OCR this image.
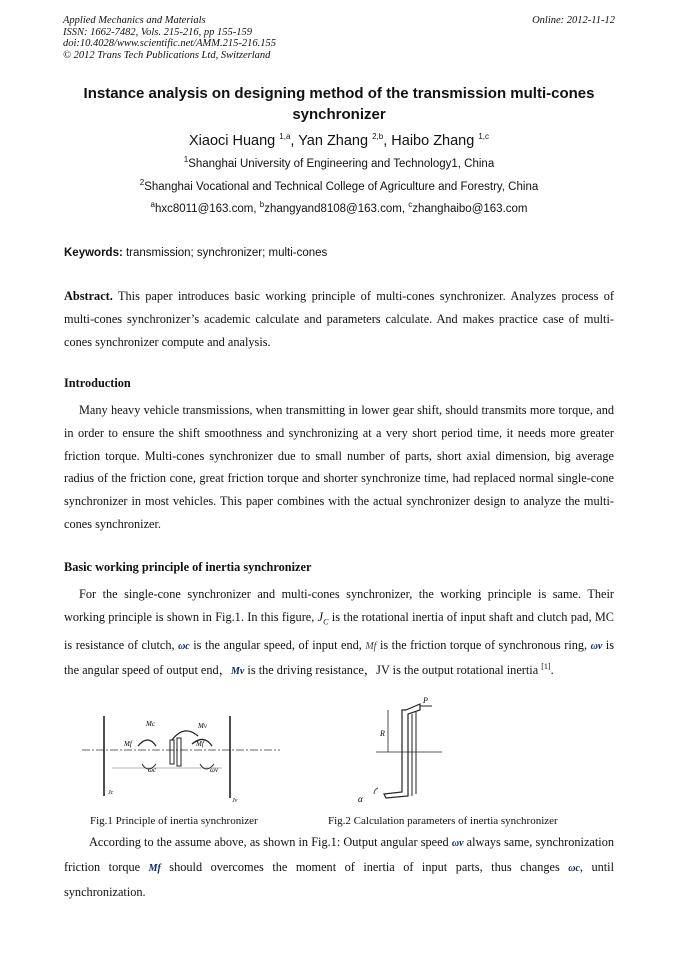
Applied Mechanics and Materials
ISSN: 1662-7482, Vols. 215-216, pp 155-159
doi:10.4028/www.scientific.net/AMM.215-216.155
© 2012 Trans Tech Publications Ltd, Switzerland
Online: 2012-11-12
Instance analysis on designing method of the transmission multi-cones synchronizer
Xiaoci Huang $^{1,a}$, Yan Zhang $^{2,b}$, Haibo Zhang $^{1,c}$
$^1$Shanghai University of Engineering and Technology1, China
$^2$Shanghai Vocational and Technical College of Agriculture and Forestry, China
$^a$hxc8011@163.com, $^b$zhangyand8108@163.com, $^c$zhanghaibo@163.com
Keywords: transmission; synchronizer; multi-cones
Abstract. This paper introduces basic working principle of multi-cones synchronizer. Analyzes process of multi-cones synchronizer’s academic calculate and parameters calculate. And makes practice case of multi-cones synchronizer compute and analysis.
Introduction
Many heavy vehicle transmissions, when transmitting in lower gear shift, should transmits more torque, and in order to ensure the shift smoothness and synchronizing at a very short period time, it needs more greater friction torque. Multi-cones synchronizer due to small number of parts, short axial dimension, big average radius of the friction cone, great friction torque and shorter synchronize time, had replaced normal single-cone synchronizer in most vehicles. This paper combines with the actual synchronizer design to analyze the multi-cones synchronizer.
Basic working principle of inertia synchronizer
For the single-cone synchronizer and multi-cones synchronizer, the working principle is same. Their working principle is shown in Fig.1. In this figure, $J_C$ is the rotational inertia of input shaft and clutch pad, MC is resistance of clutch, ωc is the angular speed, of input end, Mf is the friction torque of synchronous ring, ωv is the angular speed of output end，Mv is the driving resistance，JV is the output rotational inertia [1].
Mc
Mf
Mv
Mf
ωc	ωv
Jc
Jv
Fig.1 Principle of inertia synchronizer
P
R
α
Fig.2 Calculation parameters of inertia synchronizer
According to the assume above, as shown in Fig.1: Output angular speed ωv always same, synchronization friction torque Mf should overcomes the moment of inertia of input parts, thus changes ωc, until synchronization.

- _WHAT YOU HAVE TO DO_
Reproduce the data above in full, exactly as it is, with the pictures left out.

- _RESULT OF THE TASK_
OCR this image.
Applied Mechanics and Materials
ISSN: 1662-7482, Vols. 215-216, pp 155-159
doi:10.4028/www.scientific.net/AMM.215-216.155
© 2012 Trans Tech Publications Ltd, Switzerland
Online: 2012-11-12
Instance analysis on designing method of the transmission multi-cones synchronizer
Xiaoci Huang $^{1,a}$, Yan Zhang $^{2,b}$, Haibo Zhang $^{1,c}$
$^1$Shanghai University of Engineering and Technology1, China
$^2$Shanghai Vocational and Technical College of Agriculture and Forestry, China
$^a$hxc8011@163.com, $^b$zhangyand8108@163.com, $^c$zhanghaibo@163.com
Keywords: transmission; synchronizer; multi-cones
Abstract. This paper introduces basic working principle of multi-cones synchronizer. Analyzes process of multi-cones synchronizer’s academic calculate and parameters calculate. And makes practice case of multi-cones synchronizer compute and analysis.
Introduction
Many heavy vehicle transmissions, when transmitting in lower gear shift, should transmits more torque, and in order to ensure the shift smoothness and synchronizing at a very short period time, it needs more greater friction torque. Multi-cones synchronizer due to small number of parts, short axial dimension, big average radius of the friction cone, great friction torque and shorter synchronize time, had replaced normal single-cone synchronizer in most vehicles. This paper combines with the actual synchronizer design to analyze the multi-cones synchronizer.
Basic working principle of inertia synchronizer
For the single-cone synchronizer and multi-cones synchronizer, the working principle is same. Their working principle is shown in Fig.1. In this figure, $J_C$ is the rotational inertia of input shaft and clutch pad, MC is resistance of clutch, ωc is the angular speed, of input end, Mf is the friction torque of synchronous ring, ωv is the angular speed of output end，Mv is the driving resistance，JV is the output rotational inertia [1].
Mc
Mf
Mv
Mf
ωc	ωv
Jc
Jv
Fig.1 Principle of inertia synchronizer
P
R
α
Fig.2 Calculation parameters of inertia synchronizer
According to the assume above, as shown in Fig.1: Output angular speed ωv always same, synchronization friction torque Mf should overcomes the moment of inertia of input parts, thus changes ωc, until synchronization.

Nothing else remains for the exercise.